EXERCISE OBJECTIVE: Locate each line of the material that contains "znajomość", then return it.

——

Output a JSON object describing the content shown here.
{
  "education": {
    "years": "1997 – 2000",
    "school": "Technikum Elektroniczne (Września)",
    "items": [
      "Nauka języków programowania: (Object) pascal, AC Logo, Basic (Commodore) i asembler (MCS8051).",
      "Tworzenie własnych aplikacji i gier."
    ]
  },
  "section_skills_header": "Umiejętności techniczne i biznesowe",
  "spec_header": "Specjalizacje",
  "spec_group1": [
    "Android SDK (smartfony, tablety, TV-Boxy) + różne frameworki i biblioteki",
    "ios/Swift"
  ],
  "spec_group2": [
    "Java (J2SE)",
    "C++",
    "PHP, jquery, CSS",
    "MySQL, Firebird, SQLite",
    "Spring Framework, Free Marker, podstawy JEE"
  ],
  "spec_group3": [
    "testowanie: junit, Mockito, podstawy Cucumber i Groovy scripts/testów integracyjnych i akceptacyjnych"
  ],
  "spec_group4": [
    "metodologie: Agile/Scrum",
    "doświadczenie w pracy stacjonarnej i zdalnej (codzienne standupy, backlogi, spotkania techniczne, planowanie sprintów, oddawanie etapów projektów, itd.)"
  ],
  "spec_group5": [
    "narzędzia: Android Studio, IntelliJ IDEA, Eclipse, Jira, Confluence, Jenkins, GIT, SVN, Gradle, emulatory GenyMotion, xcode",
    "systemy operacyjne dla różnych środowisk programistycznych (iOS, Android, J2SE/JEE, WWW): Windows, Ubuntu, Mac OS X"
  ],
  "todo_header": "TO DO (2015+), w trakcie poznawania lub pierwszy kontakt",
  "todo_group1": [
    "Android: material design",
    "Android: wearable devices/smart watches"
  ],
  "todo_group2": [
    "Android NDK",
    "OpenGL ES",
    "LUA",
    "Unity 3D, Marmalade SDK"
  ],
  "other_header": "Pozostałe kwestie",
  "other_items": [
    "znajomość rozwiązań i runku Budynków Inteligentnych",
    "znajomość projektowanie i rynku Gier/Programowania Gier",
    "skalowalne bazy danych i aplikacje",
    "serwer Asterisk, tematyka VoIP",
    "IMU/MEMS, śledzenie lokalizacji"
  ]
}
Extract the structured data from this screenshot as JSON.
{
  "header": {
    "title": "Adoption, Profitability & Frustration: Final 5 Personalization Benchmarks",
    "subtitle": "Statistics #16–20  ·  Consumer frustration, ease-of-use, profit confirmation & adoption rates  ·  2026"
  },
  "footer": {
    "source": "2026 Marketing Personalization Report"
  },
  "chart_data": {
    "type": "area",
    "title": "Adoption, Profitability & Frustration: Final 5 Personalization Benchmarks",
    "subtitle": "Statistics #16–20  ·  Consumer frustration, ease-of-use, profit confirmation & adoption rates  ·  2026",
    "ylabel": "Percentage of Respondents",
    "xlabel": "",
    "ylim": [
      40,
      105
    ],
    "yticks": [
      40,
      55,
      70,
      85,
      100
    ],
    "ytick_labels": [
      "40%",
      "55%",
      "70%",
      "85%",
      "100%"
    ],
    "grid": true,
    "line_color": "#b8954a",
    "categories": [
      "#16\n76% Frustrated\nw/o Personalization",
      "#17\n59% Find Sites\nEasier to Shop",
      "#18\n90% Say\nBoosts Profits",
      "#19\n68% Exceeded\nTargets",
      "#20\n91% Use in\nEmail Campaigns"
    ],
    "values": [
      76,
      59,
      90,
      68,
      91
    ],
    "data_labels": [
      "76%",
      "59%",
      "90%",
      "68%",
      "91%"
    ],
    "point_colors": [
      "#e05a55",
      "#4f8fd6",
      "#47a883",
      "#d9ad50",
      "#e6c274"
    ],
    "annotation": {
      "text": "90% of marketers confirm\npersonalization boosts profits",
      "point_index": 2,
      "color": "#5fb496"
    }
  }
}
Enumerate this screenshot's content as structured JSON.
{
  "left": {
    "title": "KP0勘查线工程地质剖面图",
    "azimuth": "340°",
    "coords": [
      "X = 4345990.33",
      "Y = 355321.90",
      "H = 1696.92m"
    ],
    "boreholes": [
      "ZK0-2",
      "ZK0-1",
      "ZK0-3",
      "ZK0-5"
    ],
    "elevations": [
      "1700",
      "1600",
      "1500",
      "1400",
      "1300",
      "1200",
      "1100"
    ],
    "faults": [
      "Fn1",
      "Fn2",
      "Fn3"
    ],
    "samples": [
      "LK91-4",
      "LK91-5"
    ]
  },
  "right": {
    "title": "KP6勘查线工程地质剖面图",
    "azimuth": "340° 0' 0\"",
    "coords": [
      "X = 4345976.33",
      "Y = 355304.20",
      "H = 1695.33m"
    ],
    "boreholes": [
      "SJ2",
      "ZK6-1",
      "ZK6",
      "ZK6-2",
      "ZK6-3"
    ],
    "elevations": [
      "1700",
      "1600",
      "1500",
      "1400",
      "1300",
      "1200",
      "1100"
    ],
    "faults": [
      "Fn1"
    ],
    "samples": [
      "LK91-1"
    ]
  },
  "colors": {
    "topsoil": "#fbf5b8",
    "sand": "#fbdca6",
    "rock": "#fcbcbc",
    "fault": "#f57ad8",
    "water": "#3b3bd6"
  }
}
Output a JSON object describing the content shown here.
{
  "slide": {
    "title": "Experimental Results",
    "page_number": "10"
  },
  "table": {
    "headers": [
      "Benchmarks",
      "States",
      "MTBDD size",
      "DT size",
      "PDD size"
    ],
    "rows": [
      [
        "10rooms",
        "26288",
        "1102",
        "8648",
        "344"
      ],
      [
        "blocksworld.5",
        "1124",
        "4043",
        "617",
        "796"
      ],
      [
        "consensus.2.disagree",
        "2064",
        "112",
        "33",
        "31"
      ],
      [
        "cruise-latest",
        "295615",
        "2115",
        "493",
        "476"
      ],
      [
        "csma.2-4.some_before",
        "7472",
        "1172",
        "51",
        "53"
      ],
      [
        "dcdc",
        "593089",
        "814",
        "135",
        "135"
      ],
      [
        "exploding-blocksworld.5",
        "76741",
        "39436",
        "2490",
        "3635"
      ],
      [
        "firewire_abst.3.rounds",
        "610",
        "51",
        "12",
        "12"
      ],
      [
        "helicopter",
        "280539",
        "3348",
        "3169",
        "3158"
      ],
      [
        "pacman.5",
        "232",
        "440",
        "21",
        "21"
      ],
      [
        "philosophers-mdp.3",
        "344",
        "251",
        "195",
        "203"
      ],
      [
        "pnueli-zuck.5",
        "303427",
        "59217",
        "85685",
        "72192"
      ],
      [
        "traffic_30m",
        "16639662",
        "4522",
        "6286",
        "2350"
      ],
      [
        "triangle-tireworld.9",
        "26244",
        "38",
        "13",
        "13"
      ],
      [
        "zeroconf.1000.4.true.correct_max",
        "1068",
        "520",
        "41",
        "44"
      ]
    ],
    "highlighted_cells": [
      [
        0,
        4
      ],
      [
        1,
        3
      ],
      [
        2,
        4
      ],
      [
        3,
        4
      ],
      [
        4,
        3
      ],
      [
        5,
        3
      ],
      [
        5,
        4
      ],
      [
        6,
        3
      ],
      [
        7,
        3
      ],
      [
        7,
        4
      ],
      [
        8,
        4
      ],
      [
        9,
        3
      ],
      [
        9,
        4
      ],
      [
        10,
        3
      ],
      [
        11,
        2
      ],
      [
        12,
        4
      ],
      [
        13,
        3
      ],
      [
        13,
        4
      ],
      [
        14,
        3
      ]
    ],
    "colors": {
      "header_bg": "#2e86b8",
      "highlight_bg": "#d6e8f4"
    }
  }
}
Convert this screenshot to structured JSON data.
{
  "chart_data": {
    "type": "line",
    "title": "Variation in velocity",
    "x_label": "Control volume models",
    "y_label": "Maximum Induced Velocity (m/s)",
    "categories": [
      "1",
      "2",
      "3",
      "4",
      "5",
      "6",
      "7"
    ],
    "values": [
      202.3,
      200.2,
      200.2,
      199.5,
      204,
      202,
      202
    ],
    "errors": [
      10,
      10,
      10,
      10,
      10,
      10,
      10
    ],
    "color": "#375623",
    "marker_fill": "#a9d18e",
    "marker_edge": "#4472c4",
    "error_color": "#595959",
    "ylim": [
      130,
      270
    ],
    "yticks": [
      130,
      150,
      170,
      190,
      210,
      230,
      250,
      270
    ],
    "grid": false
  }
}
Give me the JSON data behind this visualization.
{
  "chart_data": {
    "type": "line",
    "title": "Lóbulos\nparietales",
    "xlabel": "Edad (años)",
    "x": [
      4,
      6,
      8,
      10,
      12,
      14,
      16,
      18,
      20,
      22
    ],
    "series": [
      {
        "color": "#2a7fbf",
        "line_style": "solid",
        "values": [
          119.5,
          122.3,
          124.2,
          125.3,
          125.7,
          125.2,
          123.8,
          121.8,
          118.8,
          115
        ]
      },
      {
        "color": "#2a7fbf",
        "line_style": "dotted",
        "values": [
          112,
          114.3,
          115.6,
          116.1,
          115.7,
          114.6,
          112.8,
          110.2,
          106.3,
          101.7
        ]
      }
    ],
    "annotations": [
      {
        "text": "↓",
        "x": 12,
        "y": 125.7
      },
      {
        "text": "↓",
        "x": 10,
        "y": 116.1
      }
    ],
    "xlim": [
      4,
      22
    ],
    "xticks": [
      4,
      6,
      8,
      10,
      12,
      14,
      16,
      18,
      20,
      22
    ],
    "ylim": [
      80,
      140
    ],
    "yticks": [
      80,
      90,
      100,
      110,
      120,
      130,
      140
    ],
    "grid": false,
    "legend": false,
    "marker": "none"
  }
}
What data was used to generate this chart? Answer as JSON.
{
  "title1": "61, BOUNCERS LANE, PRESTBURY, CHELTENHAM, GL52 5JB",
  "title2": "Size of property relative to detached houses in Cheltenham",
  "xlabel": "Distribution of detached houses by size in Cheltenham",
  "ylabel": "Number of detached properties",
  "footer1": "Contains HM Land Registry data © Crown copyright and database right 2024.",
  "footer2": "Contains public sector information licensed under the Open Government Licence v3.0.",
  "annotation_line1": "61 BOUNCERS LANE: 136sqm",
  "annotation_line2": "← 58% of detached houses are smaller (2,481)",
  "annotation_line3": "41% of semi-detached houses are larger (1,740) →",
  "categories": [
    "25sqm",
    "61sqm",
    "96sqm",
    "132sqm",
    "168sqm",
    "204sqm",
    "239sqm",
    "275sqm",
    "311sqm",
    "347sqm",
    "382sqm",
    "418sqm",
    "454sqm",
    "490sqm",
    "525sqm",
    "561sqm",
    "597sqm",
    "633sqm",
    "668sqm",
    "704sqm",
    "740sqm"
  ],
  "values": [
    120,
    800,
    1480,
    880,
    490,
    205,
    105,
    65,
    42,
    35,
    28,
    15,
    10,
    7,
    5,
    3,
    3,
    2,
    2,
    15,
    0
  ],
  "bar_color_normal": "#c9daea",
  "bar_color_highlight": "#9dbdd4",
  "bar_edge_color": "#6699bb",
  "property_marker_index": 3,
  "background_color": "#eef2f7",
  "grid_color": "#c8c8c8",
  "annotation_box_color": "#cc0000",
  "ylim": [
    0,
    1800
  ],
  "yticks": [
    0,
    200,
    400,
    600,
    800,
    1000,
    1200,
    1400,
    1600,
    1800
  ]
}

——

REPLY:
    "znajomość rozwiązań i runku Budynków Inteligentnych",
    "znajomość projektowanie i rynku Gier/Programowania Gier",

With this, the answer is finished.